Collection entries:
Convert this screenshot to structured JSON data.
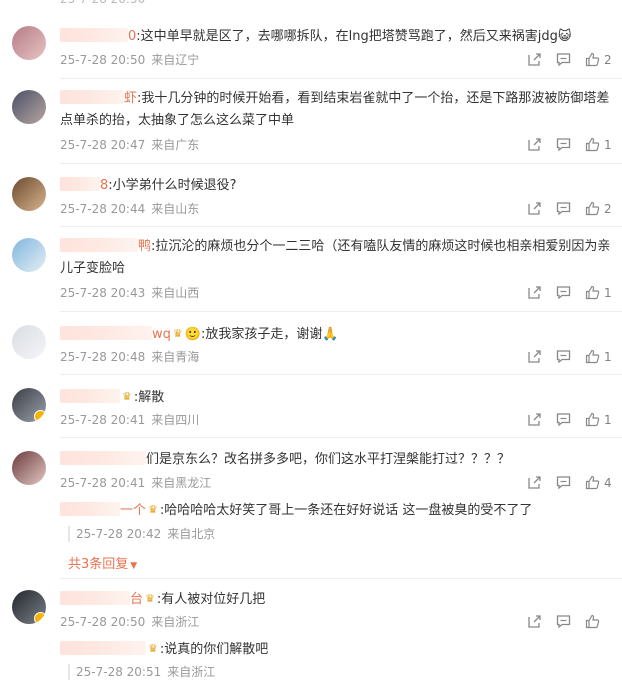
{
  "comments": [
    {
      "name_tail": "0",
      "text": ":这中单早就是区了，去哪哪拆队，在lng把塔赞骂跑了，然后又来祸害jdg",
      "emoji": "😺",
      "time": "25-7-28 20:50",
      "loc": "来自辽宁",
      "likes": "2"
    },
    {
      "name_tail": "虾",
      "text": ":我十几分钟的时候开始看，看到结束岩雀就中了一个抬，还是下路那波被防御塔差点单杀的抬，太抽象了怎么这么菜了中单",
      "time": "25-7-28 20:47",
      "loc": "来自广东",
      "likes": "1"
    },
    {
      "name_tail": "8",
      "text": ":小学弟什么时候退役?",
      "time": "25-7-28 20:44",
      "loc": "来自山东",
      "likes": "2"
    },
    {
      "name_tail": "鸭",
      "text": ":拉沉沦的麻烦也分个一二三哈（还有嗑队友情的麻烦这时候也相亲相爱别因为亲儿子变脸哈",
      "time": "25-7-28 20:43",
      "loc": "来自山西",
      "likes": "1"
    },
    {
      "name_tail": "wq",
      "text": ":放我家孩子走，谢谢",
      "emoji_pre": "🙂",
      "emoji": "🙏",
      "time": "25-7-28 20:48",
      "loc": "来自青海",
      "likes": "1"
    },
    {
      "name_tail": "",
      "text": ":解散",
      "time": "25-7-28 20:41",
      "loc": "来自四川",
      "likes": "1"
    },
    {
      "name_tail": "们是京东么？",
      "text": "改名拼多多吧，你们这水平打涅槃能打过？？？？",
      "time": "25-7-28 20:41",
      "loc": "来自黑龙江",
      "likes": "4",
      "reply": {
        "name_tail": "一个",
        "text": ":哈哈哈哈太好笑了哥上一条还在好好说话 这一盘被臭的受不了了",
        "time": "25-7-28 20:42",
        "loc": "来自北京"
      },
      "more": "共3条回复"
    },
    {
      "name_tail": "台",
      "text": ":有人被对位好几把",
      "time": "25-7-28 20:50",
      "loc": "来自浙江",
      "likes": "",
      "reply": {
        "name_tail": "",
        "text": ":说真的你们解散吧",
        "time": "25-7-28 20:51",
        "loc": "来自浙江"
      }
    }
  ],
  "icons": {
    "share": "share-icon",
    "comment": "comment-icon",
    "like": "like-icon"
  },
  "colors": {
    "username": "#eb7350",
    "meta": "#999999",
    "text": "#333333"
  }
}
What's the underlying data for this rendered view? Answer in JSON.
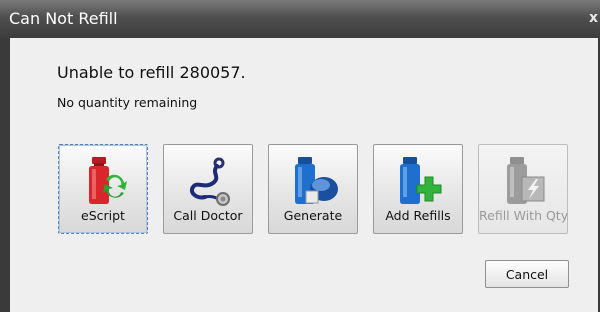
{
  "window": {
    "title": "Can Not Refill",
    "close_glyph": "x"
  },
  "message": {
    "main": "Unable to refill 280057.",
    "detail": "No quantity remaining"
  },
  "actions": [
    {
      "label": "eScript",
      "icon": "escript-icon",
      "enabled": true,
      "focused": true
    },
    {
      "label": "Call Doctor",
      "icon": "stethoscope-icon",
      "enabled": true,
      "focused": false
    },
    {
      "label": "Generate",
      "icon": "generate-icon",
      "enabled": true,
      "focused": false
    },
    {
      "label": "Add Refills",
      "icon": "add-refills-icon",
      "enabled": true,
      "focused": false
    },
    {
      "label": "Refill With Qty",
      "icon": "refill-with-qty-icon",
      "enabled": false,
      "focused": false
    }
  ],
  "cancel": {
    "label": "Cancel"
  },
  "colors": {
    "titlebar": "#4f4f4f",
    "background": "#efefef",
    "focus_border": "#5a7fb0",
    "vial_red": "#d8262b",
    "vial_blue": "#1f6fcf",
    "plus_green": "#32b43c"
  }
}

Your goal =
Check each line of the data above for the word "text" and say how many lines contain it, giving nothing besides the number.

The output =
11